#### [WORK INSTRUCTIONS]
Format the data from its first line through the line containing "left-column: [38, 74, 448, 1215]" as a JSON list of strings, one string per line, with blank lines omitted.

......

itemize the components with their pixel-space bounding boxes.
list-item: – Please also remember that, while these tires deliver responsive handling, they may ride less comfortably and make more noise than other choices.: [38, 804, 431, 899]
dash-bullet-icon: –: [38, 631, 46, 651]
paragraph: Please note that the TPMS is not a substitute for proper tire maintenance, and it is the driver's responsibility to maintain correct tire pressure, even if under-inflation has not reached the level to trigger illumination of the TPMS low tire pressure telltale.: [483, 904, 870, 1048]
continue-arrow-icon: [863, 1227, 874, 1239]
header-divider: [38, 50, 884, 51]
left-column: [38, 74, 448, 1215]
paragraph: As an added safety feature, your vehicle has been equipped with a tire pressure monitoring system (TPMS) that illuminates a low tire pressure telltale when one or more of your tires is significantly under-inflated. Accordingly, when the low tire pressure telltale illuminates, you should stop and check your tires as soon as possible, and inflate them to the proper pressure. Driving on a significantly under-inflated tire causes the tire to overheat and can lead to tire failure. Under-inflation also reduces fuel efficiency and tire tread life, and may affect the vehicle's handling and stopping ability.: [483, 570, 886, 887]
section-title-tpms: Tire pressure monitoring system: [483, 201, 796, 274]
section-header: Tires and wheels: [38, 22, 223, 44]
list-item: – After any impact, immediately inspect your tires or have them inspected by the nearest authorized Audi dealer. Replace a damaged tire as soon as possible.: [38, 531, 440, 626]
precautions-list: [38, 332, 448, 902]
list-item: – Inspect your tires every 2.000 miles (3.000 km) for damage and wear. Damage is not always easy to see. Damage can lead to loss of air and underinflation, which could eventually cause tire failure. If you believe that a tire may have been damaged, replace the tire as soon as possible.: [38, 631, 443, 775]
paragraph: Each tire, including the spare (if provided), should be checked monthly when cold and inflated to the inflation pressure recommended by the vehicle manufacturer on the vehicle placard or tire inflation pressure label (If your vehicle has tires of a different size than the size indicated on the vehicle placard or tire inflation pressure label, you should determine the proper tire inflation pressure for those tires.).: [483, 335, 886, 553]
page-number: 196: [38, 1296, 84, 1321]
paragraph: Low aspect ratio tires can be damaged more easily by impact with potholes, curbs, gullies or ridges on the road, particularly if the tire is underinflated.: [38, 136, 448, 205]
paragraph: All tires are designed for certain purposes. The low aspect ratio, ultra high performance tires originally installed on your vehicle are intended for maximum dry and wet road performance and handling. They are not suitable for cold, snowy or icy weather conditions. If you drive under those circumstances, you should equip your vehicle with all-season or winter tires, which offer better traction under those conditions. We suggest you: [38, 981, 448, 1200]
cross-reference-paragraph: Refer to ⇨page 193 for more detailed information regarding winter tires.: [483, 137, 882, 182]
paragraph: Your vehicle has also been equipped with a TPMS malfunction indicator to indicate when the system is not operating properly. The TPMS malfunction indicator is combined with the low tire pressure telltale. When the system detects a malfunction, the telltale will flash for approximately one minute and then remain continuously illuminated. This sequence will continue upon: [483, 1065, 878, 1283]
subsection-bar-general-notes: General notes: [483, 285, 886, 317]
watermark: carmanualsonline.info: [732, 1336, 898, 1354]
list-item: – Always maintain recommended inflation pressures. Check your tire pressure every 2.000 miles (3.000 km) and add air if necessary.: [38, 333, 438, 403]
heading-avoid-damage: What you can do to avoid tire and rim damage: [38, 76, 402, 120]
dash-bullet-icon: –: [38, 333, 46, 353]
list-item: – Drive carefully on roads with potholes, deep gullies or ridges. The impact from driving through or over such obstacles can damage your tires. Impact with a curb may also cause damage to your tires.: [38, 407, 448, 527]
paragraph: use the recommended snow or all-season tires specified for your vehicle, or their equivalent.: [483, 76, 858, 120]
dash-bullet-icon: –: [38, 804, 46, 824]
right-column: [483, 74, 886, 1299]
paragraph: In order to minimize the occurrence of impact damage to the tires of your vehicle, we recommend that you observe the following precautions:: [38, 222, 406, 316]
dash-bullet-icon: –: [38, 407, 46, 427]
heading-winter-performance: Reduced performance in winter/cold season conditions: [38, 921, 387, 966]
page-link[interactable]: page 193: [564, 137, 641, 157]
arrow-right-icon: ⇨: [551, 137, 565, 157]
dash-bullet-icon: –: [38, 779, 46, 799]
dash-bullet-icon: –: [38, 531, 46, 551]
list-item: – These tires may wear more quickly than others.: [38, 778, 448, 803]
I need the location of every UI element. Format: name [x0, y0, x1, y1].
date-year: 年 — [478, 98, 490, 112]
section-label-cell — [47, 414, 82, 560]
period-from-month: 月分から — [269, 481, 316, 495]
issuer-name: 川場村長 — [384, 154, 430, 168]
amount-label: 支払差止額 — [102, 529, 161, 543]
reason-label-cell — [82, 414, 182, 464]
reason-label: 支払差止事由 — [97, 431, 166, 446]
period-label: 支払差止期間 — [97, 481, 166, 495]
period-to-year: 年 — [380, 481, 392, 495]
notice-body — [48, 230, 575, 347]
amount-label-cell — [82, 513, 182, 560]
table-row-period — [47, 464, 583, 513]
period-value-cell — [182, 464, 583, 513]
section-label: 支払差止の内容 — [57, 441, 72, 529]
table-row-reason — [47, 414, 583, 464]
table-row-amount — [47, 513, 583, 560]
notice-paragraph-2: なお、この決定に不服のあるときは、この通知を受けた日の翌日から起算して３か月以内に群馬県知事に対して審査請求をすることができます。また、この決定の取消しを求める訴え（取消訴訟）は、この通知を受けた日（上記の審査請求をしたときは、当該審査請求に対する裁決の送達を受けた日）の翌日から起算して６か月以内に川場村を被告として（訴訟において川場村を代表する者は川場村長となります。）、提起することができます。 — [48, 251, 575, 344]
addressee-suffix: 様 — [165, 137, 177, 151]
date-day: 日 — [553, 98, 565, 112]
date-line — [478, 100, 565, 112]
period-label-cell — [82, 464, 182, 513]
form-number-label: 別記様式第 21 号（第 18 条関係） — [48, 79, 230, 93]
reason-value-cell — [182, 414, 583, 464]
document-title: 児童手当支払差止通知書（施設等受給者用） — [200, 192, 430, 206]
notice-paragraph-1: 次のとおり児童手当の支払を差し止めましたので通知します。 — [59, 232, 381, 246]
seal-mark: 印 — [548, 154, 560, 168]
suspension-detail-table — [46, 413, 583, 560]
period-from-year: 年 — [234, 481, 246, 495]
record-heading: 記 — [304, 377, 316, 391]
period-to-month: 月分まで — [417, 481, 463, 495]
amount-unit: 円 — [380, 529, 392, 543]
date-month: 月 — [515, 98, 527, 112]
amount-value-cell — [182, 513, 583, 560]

......

#### [EXERCISE RESULT]
[
  "itemize the components with their pixel-space bounding boxes.",
  "list-item: – Please also remember that, while these tires deliver responsive handling, they may ride less comfortably and make more noise than other choices.: [38, 804, 431, 899]",
  "dash-bullet-icon: –: [38, 631, 46, 651]",
  "paragraph: Please note that the TPMS is not a substitute for proper tire maintenance, and it is the driver's responsibility to maintain correct tire pressure, even if under-inflation has not reached the level to trigger illumination of the TPMS low tire pressure telltale.: [483, 904, 870, 1048]",
  "continue-arrow-icon: [863, 1227, 874, 1239]",
  "header-divider: [38, 50, 884, 51]",
  "left-column: [38, 74, 448, 1215]"
]